(Saved data entries)
────
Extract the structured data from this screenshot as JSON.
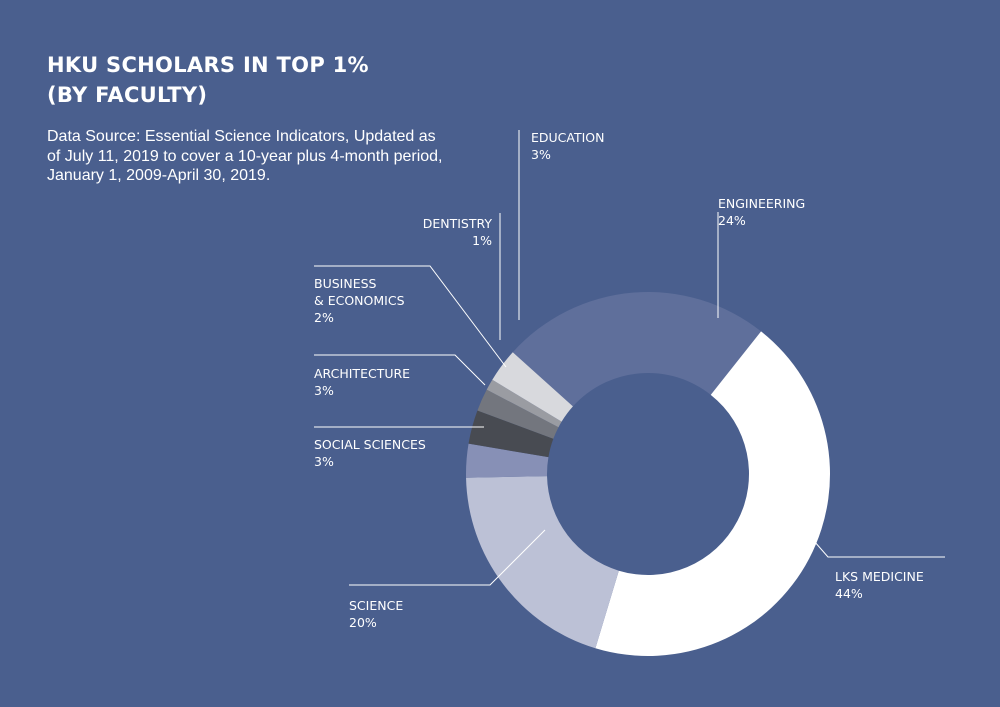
{
  "header": {
    "title_line1": "HKU SCHOLARS IN TOP 1%",
    "title_line2": "(BY FACULTY)",
    "source_text": "Data Source: Essential Science Indicators, Updated as of July 11, 2019 to cover a 10-year plus 4-month period, January 1, 2009-April 30, 2019."
  },
  "chart_data": {
    "type": "pie",
    "donut": true,
    "title": "HKU SCHOLARS IN TOP 1% (BY FACULTY)",
    "unit": "%",
    "slices": [
      {
        "label": "ENGINEERING",
        "value": 24,
        "value_label": "24%",
        "color": "#5f6f9b"
      },
      {
        "label": "LKS MEDICINE",
        "value": 44,
        "value_label": "44%",
        "color": "#ffffff"
      },
      {
        "label": "SCIENCE",
        "value": 20,
        "value_label": "20%",
        "color": "#bcc1d6"
      },
      {
        "label": "SOCIAL SCIENCES",
        "value": 3,
        "value_label": "3%",
        "color": "#8790b6"
      },
      {
        "label": "ARCHITECTURE",
        "value": 3,
        "value_label": "3%",
        "color": "#484b52"
      },
      {
        "label": "BUSINESS\n& ECONOMICS",
        "value": 2,
        "value_label": "2%",
        "color": "#73767e"
      },
      {
        "label": "DENTISTRY",
        "value": 1,
        "value_label": "1%",
        "color": "#9a9ca2"
      },
      {
        "label": "EDUCATION",
        "value": 3,
        "value_label": "3%",
        "color": "#d8d9dd"
      }
    ]
  }
}
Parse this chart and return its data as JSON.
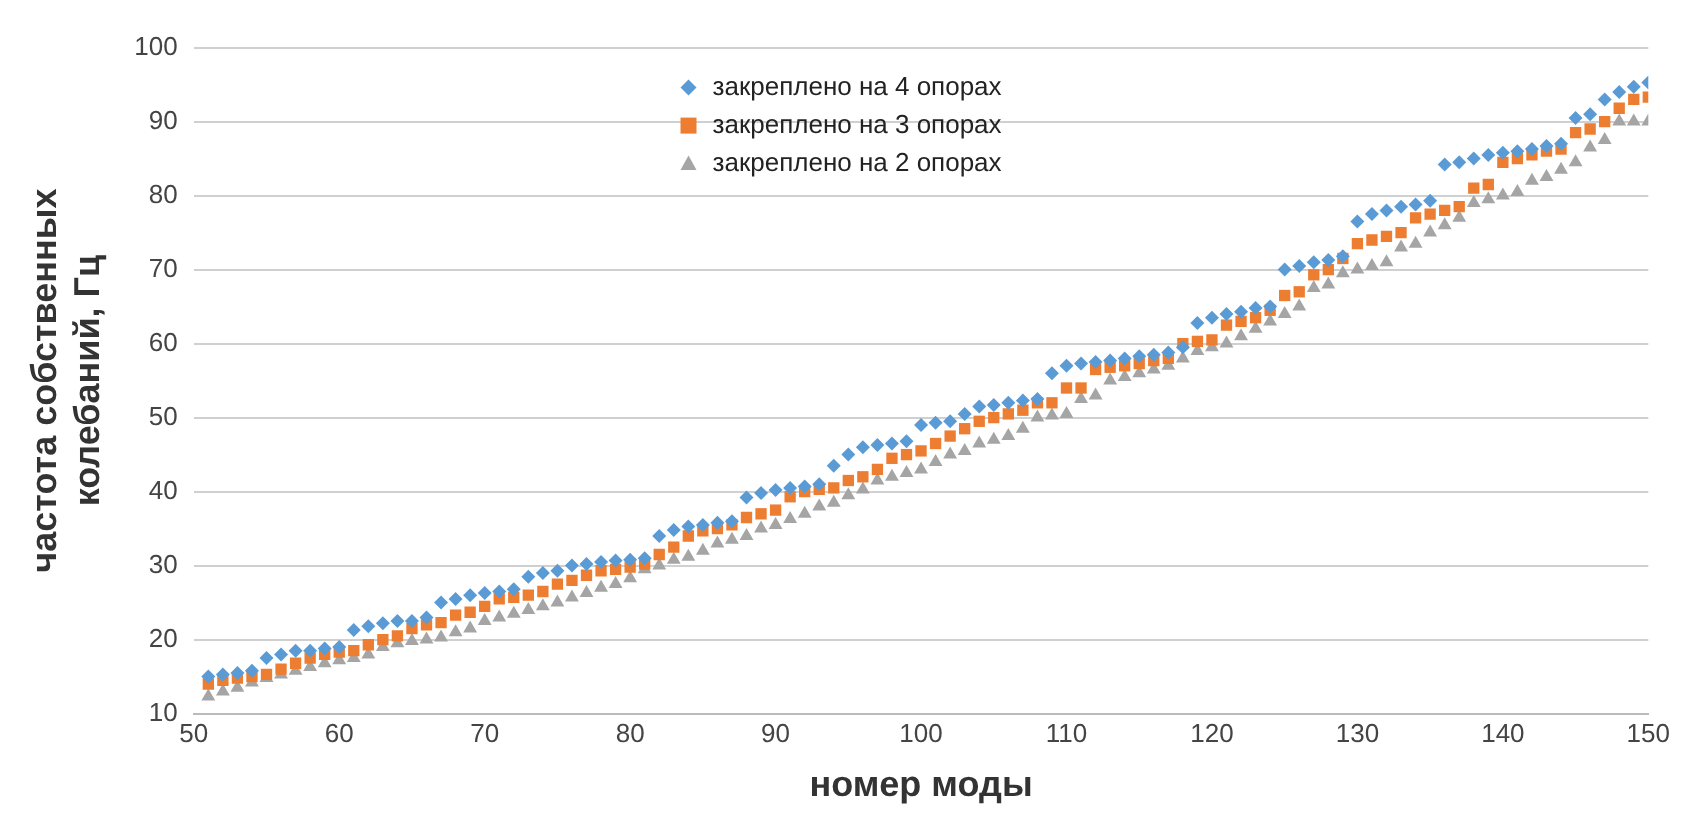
{
  "chart_data": {
    "type": "scatter",
    "xlabel": "номер моды",
    "ylabel": "частота собственных\nколебаний, Гц",
    "x": [
      51,
      52,
      53,
      54,
      55,
      56,
      57,
      58,
      59,
      60,
      61,
      62,
      63,
      64,
      65,
      66,
      67,
      68,
      69,
      70,
      71,
      72,
      73,
      74,
      75,
      76,
      77,
      78,
      79,
      80,
      81,
      82,
      83,
      84,
      85,
      86,
      87,
      88,
      89,
      90,
      91,
      92,
      93,
      94,
      95,
      96,
      97,
      98,
      99,
      100,
      101,
      102,
      103,
      104,
      105,
      106,
      107,
      108,
      109,
      110,
      111,
      112,
      113,
      114,
      115,
      116,
      117,
      118,
      119,
      120,
      121,
      122,
      123,
      124,
      125,
      126,
      127,
      128,
      129,
      130,
      131,
      132,
      133,
      134,
      135,
      136,
      137,
      138,
      139,
      140,
      141,
      142,
      143,
      144,
      145,
      146,
      147,
      148,
      149,
      150
    ],
    "xlim": [
      50,
      150
    ],
    "xticks": [
      50,
      60,
      70,
      80,
      90,
      100,
      110,
      120,
      130,
      140,
      150
    ],
    "ylim": [
      10,
      100
    ],
    "yticks": [
      10,
      20,
      30,
      40,
      50,
      60,
      70,
      80,
      90,
      100
    ],
    "grid": "y",
    "legend": "top",
    "series": [
      {
        "name": "закреплено на 4 опорах",
        "color": "#5b9bd5",
        "marker": "diamond",
        "values": [
          15,
          15.3,
          15.5,
          15.8,
          17.5,
          18,
          18.5,
          18.5,
          18.8,
          19,
          21.3,
          21.8,
          22.2,
          22.5,
          22.5,
          23,
          25,
          25.5,
          26,
          26.3,
          26.5,
          26.8,
          28.5,
          29,
          29.3,
          30,
          30.2,
          30.5,
          30.7,
          30.8,
          31,
          34,
          34.8,
          35.3,
          35.5,
          35.8,
          36,
          39.2,
          39.8,
          40.2,
          40.5,
          40.7,
          41,
          43.5,
          45,
          46,
          46.3,
          46.5,
          46.8,
          49,
          49.3,
          49.5,
          50.5,
          51.5,
          51.7,
          52,
          52.3,
          52.5,
          56,
          57,
          57.3,
          57.5,
          57.7,
          58,
          58.3,
          58.5,
          58.8,
          59.5,
          62.8,
          63.5,
          64,
          64.3,
          64.8,
          65,
          70,
          70.5,
          71,
          71.3,
          71.8,
          76.5,
          77.5,
          78,
          78.5,
          78.8,
          79.3,
          84.2,
          84.5,
          85,
          85.5,
          85.8,
          86,
          86.3,
          86.7,
          87,
          90.5,
          91,
          93,
          94,
          94.7,
          95.3
        ]
      },
      {
        "name": "закреплено на 3 опорах",
        "color": "#ed7d31",
        "marker": "square",
        "values": [
          14,
          14.5,
          14.8,
          15,
          15.3,
          16,
          16.8,
          17.5,
          18,
          18.3,
          18.5,
          19.3,
          20,
          20.5,
          21.5,
          22,
          22.3,
          23.3,
          23.7,
          24.5,
          25.5,
          25.7,
          26,
          26.5,
          27.5,
          28,
          28.7,
          29.3,
          29.5,
          29.8,
          30.2,
          31.5,
          32.5,
          34,
          34.7,
          35,
          35.5,
          36.5,
          37,
          37.5,
          39.3,
          40,
          40.3,
          40.5,
          41.5,
          42,
          43,
          44.5,
          45,
          45.5,
          46.5,
          47.5,
          48.5,
          49.5,
          50,
          50.5,
          51,
          52,
          52,
          54,
          54,
          56.5,
          56.8,
          57,
          57.3,
          57.7,
          58,
          60,
          60.3,
          60.5,
          62.5,
          63,
          63.5,
          64.5,
          66.5,
          67,
          69.3,
          70,
          71.5,
          73.5,
          74,
          74.5,
          75,
          77,
          77.5,
          78,
          78.5,
          81,
          81.5,
          84.5,
          85,
          85.5,
          86,
          86.3,
          88.5,
          89,
          90,
          91.8,
          93,
          93.3
        ]
      },
      {
        "name": "закреплено на 2 опорах",
        "color": "#a5a5a5",
        "marker": "triangle",
        "values": [
          12.3,
          13,
          13.5,
          14.2,
          14.8,
          15.3,
          15.8,
          16.3,
          16.8,
          17.2,
          17.5,
          18,
          19,
          19.5,
          19.8,
          20,
          20.3,
          21,
          21.5,
          22.5,
          23,
          23.5,
          24,
          24.5,
          25,
          25.7,
          26.3,
          27,
          27.5,
          28.3,
          29.5,
          30,
          30.8,
          31.2,
          32,
          33,
          33.5,
          34,
          35,
          35.5,
          36.3,
          37,
          38,
          38.5,
          39.5,
          40.3,
          41.5,
          42,
          42.5,
          43,
          44,
          45,
          45.5,
          46.5,
          47,
          47.5,
          48.5,
          50,
          50.3,
          50.5,
          52.5,
          53,
          55,
          55.5,
          56,
          56.5,
          57,
          58,
          59,
          59.5,
          60,
          61,
          62,
          63,
          64,
          65,
          67.5,
          68,
          69.5,
          70,
          70.5,
          71,
          73,
          73.5,
          75,
          76,
          77,
          79,
          79.5,
          80,
          80.5,
          82,
          82.5,
          83.5,
          84.5,
          86.5,
          87.5,
          90,
          90,
          90
        ]
      }
    ]
  }
}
────
TASK REQUIREMENTS. Select every line of the material above holding the word "color" and copy it.

FULL SOLUTION.
        "color": "#5f6f9b"
        "color": "#ffffff"
        "color": "#bcc1d6"
        "color": "#8790b6"
        "color": "#484b52"
        "color": "#73767e"
        "color": "#9a9ca2"
        "color": "#d8d9dd"
        "color": "#5b9bd5",
        "color": "#ed7d31",
        "color": "#a5a5a5",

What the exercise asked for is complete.